> _Aim_: Exact reproduction is required for all entries.

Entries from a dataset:
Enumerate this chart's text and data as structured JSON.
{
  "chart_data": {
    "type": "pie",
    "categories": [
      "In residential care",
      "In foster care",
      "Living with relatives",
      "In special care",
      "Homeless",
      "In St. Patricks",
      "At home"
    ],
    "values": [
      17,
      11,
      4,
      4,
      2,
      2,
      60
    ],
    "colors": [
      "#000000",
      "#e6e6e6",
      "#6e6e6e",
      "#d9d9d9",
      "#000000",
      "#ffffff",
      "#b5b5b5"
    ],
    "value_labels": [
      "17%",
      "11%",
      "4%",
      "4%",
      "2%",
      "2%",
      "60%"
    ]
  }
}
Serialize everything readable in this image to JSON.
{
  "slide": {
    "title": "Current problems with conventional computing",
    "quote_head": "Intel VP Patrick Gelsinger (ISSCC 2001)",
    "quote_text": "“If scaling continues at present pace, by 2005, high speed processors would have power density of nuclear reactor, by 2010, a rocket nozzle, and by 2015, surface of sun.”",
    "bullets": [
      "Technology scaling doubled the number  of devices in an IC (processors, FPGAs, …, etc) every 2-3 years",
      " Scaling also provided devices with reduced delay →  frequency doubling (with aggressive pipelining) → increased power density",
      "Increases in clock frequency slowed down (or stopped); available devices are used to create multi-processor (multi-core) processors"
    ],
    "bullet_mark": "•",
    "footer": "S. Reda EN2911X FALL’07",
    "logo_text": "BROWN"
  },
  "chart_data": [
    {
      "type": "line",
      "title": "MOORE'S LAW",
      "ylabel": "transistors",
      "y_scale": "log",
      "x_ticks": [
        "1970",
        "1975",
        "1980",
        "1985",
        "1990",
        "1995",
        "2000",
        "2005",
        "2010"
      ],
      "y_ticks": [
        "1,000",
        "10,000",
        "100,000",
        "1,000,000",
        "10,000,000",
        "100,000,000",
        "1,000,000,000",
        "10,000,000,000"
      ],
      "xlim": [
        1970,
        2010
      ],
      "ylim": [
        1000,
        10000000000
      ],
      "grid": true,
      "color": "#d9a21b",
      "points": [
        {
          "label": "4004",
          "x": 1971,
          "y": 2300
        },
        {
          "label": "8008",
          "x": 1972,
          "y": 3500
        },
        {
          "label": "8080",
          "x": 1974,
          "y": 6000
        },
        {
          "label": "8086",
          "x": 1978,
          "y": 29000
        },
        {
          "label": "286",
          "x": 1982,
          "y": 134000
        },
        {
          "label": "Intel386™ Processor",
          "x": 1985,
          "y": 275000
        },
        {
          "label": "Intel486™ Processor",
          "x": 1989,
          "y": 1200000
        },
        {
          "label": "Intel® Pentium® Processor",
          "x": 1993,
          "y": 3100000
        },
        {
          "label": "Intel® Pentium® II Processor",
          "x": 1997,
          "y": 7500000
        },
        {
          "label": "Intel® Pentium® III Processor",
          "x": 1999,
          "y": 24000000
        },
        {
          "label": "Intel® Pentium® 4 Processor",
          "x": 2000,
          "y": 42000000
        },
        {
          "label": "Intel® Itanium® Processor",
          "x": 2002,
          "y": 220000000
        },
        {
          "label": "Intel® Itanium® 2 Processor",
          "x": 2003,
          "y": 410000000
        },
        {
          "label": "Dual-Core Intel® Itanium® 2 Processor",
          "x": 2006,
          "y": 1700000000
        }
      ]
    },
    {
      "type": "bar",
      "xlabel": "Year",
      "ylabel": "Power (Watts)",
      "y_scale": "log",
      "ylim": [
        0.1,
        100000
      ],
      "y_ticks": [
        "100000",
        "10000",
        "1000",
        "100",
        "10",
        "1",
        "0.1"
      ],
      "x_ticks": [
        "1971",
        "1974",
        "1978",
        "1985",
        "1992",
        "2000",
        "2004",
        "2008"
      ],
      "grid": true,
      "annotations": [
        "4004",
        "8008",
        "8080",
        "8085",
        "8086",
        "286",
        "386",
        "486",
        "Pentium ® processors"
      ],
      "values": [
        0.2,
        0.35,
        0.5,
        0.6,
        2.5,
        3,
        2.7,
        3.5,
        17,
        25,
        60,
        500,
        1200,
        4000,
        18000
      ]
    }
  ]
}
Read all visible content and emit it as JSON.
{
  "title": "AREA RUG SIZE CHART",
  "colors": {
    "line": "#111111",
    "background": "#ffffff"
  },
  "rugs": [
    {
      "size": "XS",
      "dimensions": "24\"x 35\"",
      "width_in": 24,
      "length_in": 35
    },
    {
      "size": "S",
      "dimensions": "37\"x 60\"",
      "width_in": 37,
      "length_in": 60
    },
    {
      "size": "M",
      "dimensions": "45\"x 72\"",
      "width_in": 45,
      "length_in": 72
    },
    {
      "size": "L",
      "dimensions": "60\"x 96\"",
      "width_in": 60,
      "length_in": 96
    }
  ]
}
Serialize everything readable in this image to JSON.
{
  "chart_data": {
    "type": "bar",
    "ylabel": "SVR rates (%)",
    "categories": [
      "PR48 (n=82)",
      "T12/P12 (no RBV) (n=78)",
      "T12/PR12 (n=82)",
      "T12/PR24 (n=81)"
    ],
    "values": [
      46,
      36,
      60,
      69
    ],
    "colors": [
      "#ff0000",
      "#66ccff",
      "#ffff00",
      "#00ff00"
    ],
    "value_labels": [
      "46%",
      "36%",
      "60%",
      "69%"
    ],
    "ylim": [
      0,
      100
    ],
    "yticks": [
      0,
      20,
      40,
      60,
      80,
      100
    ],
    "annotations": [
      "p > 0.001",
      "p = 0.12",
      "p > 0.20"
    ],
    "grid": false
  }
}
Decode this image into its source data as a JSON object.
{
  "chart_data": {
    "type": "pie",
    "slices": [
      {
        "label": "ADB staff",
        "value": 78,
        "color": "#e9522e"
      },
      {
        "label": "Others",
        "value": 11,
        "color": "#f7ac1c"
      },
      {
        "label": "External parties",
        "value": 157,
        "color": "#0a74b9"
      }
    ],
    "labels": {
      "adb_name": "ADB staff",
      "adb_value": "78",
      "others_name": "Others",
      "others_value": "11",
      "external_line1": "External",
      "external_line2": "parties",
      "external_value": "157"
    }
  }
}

> _Exercise answer_:
Enumerate this chart's text and data as structured JSON.
{
  "chart_data": {
    "type": "pie",
    "categories": [
      "In residential care",
      "In foster care",
      "Living with relatives",
      "In special care",
      "Homeless",
      "In St. Patricks",
      "At home"
    ],
    "values": [
      17,
      11,
      4,
      4,
      2,
      2,
      60
    ],
    "colors": [
      "#000000",
      "#e6e6e6",
      "#6e6e6e",
      "#d9d9d9",
      "#000000",
      "#ffffff",
      "#b5b5b5"
    ],
    "value_labels": [
      "17%",
      "11%",
      "4%",
      "4%",
      "2%",
      "2%",
      "60%"
    ]
  }
}
Serialize everything readable in this image to JSON.
{
  "slide": {
    "title": "Current problems with conventional computing",
    "quote_head": "Intel VP Patrick Gelsinger (ISSCC 2001)",
    "quote_text": "“If scaling continues at present pace, by 2005, high speed processors would have power density of nuclear reactor, by 2010, a rocket nozzle, and by 2015, surface of sun.”",
    "bullets": [
      "Technology scaling doubled the number  of devices in an IC (processors, FPGAs, …, etc) every 2-3 years",
      " Scaling also provided devices with reduced delay →  frequency doubling (with aggressive pipelining) → increased power density",
      "Increases in clock frequency slowed down (or stopped); available devices are used to create multi-processor (multi-core) processors"
    ],
    "bullet_mark": "•",
    "footer": "S. Reda EN2911X FALL’07",
    "logo_text": "BROWN"
  },
  "chart_data": [
    {
      "type": "line",
      "title": "MOORE'S LAW",
      "ylabel": "transistors",
      "y_scale": "log",
      "x_ticks": [
        "1970",
        "1975",
        "1980",
        "1985",
        "1990",
        "1995",
        "2000",
        "2005",
        "2010"
      ],
      "y_ticks": [
        "1,000",
        "10,000",
        "100,000",
        "1,000,000",
        "10,000,000",
        "100,000,000",
        "1,000,000,000",
        "10,000,000,000"
      ],
      "xlim": [
        1970,
        2010
      ],
      "ylim": [
        1000,
        10000000000
      ],
      "grid": true,
      "color": "#d9a21b",
      "points": [
        {
          "label": "4004",
          "x": 1971,
          "y": 2300
        },
        {
          "label": "8008",
          "x": 1972,
          "y": 3500
        },
        {
          "label": "8080",
          "x": 1974,
          "y": 6000
        },
        {
          "label": "8086",
          "x": 1978,
          "y": 29000
        },
        {
          "label": "286",
          "x": 1982,
          "y": 134000
        },
        {
          "label": "Intel386™ Processor",
          "x": 1985,
          "y": 275000
        },
        {
          "label": "Intel486™ Processor",
          "x": 1989,
          "y": 1200000
        },
        {
          "label": "Intel® Pentium® Processor",
          "x": 1993,
          "y": 3100000
        },
        {
          "label": "Intel® Pentium® II Processor",
          "x": 1997,
          "y": 7500000
        },
        {
          "label": "Intel® Pentium® III Processor",
          "x": 1999,
          "y": 24000000
        },
        {
          "label": "Intel® Pentium® 4 Processor",
          "x": 2000,
          "y": 42000000
        },
        {
          "label": "Intel® Itanium® Processor",
          "x": 2002,
          "y": 220000000
        },
        {
          "label": "Intel® Itanium® 2 Processor",
          "x": 2003,
          "y": 410000000
        },
        {
          "label": "Dual-Core Intel® Itanium® 2 Processor",
          "x": 2006,
          "y": 1700000000
        }
      ]
    },
    {
      "type": "bar",
      "xlabel": "Year",
      "ylabel": "Power (Watts)",
      "y_scale": "log",
      "ylim": [
        0.1,
        100000
      ],
      "y_ticks": [
        "100000",
        "10000",
        "1000",
        "100",
        "10",
        "1",
        "0.1"
      ],
      "x_ticks": [
        "1971",
        "1974",
        "1978",
        "1985",
        "1992",
        "2000",
        "2004",
        "2008"
      ],
      "grid": true,
      "annotations": [
        "4004",
        "8008",
        "8080",
        "8085",
        "8086",
        "286",
        "386",
        "486",
        "Pentium ® processors"
      ],
      "values": [
        0.2,
        0.35,
        0.5,
        0.6,
        2.5,
        3,
        2.7,
        3.5,
        17,
        25,
        60,
        500,
        1200,
        4000,
        18000
      ]
    }
  ]
}
Read all visible content and emit it as JSON.
{
  "title": "AREA RUG SIZE CHART",
  "colors": {
    "line": "#111111",
    "background": "#ffffff"
  },
  "rugs": [
    {
      "size": "XS",
      "dimensions": "24\"x 35\"",
      "width_in": 24,
      "length_in": 35
    },
    {
      "size": "S",
      "dimensions": "37\"x 60\"",
      "width_in": 37,
      "length_in": 60
    },
    {
      "size": "M",
      "dimensions": "45\"x 72\"",
      "width_in": 45,
      "length_in": 72
    },
    {
      "size": "L",
      "dimensions": "60\"x 96\"",
      "width_in": 60,
      "length_in": 96
    }
  ]
}
Serialize everything readable in this image to JSON.
{
  "chart_data": {
    "type": "bar",
    "ylabel": "SVR rates (%)",
    "categories": [
      "PR48 (n=82)",
      "T12/P12 (no RBV) (n=78)",
      "T12/PR12 (n=82)",
      "T12/PR24 (n=81)"
    ],
    "values": [
      46,
      36,
      60,
      69
    ],
    "colors": [
      "#ff0000",
      "#66ccff",
      "#ffff00",
      "#00ff00"
    ],
    "value_labels": [
      "46%",
      "36%",
      "60%",
      "69%"
    ],
    "ylim": [
      0,
      100
    ],
    "yticks": [
      0,
      20,
      40,
      60,
      80,
      100
    ],
    "annotations": [
      "p > 0.001",
      "p = 0.12",
      "p > 0.20"
    ],
    "grid": false
  }
}
Decode this image into its source data as a JSON object.
{
  "chart_data": {
    "type": "pie",
    "slices": [
      {
        "label": "ADB staff",
        "value": 78,
        "color": "#e9522e"
      },
      {
        "label": "Others",
        "value": 11,
        "color": "#f7ac1c"
      },
      {
        "label": "External parties",
        "value": 157,
        "color": "#0a74b9"
      }
    ],
    "labels": {
      "adb_name": "ADB staff",
      "adb_value": "78",
      "others_name": "Others",
      "others_value": "11",
      "external_line1": "External",
      "external_line2": "parties",
      "external_value": "157"
    }
  }
}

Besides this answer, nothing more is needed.